> **Data shown**
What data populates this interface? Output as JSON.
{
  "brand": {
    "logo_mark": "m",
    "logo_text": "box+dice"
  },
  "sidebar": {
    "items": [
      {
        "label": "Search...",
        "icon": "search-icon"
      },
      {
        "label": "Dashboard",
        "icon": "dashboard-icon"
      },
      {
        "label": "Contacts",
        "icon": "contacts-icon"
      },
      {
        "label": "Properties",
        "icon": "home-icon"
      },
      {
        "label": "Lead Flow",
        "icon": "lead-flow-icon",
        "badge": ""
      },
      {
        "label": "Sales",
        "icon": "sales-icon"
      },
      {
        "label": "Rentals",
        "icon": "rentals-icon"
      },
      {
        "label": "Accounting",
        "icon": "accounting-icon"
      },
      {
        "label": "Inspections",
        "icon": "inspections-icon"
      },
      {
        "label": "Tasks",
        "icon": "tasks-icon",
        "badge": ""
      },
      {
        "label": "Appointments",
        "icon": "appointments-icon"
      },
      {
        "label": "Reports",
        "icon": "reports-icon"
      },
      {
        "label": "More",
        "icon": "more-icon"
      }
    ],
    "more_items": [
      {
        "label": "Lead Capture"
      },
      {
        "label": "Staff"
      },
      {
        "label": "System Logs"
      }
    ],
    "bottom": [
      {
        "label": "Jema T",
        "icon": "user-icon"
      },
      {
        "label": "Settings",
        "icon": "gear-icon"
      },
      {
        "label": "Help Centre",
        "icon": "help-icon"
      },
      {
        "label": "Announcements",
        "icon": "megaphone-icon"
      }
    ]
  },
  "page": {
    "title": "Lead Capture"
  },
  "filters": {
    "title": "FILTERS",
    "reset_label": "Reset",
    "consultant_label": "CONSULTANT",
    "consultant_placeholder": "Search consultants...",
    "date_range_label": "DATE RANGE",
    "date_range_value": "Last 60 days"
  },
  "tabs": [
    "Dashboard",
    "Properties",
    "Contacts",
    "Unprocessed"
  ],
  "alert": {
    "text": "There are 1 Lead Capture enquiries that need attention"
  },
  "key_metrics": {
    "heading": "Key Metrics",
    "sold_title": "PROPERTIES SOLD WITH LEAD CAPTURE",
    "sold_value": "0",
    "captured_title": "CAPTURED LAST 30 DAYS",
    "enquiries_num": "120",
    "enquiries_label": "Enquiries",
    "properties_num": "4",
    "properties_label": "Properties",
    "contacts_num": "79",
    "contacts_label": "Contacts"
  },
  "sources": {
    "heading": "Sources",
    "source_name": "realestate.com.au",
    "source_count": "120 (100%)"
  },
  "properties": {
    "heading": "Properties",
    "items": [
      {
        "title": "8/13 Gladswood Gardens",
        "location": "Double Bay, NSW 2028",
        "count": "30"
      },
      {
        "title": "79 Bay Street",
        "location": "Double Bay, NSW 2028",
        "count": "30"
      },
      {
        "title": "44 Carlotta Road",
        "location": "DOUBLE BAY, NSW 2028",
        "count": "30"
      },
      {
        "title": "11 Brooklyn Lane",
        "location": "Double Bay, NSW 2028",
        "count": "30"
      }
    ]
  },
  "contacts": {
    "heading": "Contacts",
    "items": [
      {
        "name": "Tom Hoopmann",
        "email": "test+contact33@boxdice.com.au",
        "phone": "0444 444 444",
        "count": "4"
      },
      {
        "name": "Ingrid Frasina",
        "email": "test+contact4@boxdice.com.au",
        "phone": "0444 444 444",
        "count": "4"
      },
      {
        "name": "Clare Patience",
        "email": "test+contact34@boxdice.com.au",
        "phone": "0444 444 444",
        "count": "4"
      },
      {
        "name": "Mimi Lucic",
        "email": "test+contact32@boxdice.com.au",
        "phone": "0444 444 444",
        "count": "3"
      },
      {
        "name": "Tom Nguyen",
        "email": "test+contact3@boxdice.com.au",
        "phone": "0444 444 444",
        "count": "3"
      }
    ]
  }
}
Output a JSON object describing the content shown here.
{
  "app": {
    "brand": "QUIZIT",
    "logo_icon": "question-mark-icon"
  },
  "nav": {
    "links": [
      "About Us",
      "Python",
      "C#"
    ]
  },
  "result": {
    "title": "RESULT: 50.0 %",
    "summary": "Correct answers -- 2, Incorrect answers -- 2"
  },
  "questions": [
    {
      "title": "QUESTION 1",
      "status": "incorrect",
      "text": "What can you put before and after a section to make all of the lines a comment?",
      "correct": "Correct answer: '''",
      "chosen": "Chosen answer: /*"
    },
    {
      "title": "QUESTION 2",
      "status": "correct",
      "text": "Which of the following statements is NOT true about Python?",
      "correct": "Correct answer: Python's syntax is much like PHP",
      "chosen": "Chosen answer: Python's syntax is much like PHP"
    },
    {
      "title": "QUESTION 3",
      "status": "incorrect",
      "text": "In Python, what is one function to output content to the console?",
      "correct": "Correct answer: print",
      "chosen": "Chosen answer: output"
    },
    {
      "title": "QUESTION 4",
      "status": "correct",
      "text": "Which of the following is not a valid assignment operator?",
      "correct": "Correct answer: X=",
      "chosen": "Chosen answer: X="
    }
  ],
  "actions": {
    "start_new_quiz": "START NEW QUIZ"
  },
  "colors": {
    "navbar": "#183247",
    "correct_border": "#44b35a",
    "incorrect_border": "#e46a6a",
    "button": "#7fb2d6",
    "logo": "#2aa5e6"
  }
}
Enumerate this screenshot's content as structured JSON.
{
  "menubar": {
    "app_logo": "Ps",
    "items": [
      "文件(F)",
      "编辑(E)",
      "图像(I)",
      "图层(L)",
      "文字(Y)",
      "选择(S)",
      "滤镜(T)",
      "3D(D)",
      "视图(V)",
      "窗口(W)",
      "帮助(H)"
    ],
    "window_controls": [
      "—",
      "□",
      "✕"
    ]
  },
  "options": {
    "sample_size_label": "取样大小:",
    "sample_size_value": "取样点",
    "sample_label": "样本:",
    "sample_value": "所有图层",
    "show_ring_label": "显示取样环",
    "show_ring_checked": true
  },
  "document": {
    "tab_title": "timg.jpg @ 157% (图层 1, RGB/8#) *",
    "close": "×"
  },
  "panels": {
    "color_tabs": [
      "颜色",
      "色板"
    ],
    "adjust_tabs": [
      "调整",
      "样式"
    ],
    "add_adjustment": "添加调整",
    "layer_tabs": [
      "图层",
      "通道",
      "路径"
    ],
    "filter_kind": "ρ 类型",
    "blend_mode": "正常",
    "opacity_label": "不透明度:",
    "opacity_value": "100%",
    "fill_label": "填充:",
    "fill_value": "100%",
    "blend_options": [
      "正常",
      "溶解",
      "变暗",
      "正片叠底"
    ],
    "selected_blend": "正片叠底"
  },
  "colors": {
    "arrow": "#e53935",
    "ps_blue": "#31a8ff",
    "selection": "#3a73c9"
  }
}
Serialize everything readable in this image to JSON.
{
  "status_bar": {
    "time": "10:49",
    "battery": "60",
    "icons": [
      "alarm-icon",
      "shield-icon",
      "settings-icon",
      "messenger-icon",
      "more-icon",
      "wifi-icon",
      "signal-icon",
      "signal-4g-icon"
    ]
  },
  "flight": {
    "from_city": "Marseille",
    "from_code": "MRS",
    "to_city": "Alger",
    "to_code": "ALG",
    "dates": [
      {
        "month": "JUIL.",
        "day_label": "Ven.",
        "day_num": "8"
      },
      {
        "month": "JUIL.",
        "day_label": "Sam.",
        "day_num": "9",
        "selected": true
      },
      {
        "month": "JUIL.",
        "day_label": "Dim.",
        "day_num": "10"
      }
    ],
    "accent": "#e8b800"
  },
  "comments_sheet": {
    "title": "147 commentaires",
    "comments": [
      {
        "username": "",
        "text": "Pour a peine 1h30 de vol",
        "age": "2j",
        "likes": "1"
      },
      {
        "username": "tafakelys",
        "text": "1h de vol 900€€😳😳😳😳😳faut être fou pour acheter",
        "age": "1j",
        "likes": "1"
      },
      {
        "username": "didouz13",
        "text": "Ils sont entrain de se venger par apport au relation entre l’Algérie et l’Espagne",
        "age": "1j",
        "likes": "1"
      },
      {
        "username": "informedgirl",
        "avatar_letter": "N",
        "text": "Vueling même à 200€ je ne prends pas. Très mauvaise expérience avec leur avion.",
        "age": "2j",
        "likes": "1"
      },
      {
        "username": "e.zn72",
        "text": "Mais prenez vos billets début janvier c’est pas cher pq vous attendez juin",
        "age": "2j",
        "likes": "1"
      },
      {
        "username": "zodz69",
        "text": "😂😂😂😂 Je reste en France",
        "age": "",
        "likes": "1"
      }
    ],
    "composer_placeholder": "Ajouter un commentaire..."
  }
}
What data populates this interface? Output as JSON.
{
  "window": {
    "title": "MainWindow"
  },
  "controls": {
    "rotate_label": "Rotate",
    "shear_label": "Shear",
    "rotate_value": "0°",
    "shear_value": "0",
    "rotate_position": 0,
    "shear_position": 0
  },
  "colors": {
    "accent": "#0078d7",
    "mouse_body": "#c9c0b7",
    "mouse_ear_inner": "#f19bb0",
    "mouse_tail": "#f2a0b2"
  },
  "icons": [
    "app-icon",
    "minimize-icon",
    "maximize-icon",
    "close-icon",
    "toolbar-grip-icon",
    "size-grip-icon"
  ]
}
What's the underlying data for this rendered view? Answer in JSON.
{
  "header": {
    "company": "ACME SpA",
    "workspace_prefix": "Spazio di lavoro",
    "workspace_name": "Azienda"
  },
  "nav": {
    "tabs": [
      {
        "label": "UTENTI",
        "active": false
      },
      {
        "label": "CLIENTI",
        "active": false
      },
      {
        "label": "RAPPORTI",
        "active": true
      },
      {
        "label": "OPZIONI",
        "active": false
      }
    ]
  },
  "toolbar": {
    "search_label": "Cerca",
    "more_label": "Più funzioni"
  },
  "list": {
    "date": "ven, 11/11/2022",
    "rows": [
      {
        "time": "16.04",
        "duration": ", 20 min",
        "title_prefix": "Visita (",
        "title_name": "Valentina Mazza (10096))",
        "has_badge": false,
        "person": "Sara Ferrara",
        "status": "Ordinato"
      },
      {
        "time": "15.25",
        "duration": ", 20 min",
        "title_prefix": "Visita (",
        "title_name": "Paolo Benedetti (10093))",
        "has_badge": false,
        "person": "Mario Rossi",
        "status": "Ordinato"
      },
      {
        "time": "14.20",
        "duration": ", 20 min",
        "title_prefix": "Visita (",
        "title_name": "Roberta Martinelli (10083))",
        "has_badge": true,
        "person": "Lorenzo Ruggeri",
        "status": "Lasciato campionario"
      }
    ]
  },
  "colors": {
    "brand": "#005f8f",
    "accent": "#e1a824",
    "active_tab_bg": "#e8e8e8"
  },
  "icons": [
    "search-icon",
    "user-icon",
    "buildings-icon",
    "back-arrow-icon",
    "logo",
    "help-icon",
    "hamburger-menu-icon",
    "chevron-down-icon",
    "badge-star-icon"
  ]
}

> **Exercise description**
Using the listing above, gather each line that holds the string "accent" and copy it.

> **Task solution**
    "accent": "#e8b800"
    "accent": "#0078d7",
    "accent": "#e1a824",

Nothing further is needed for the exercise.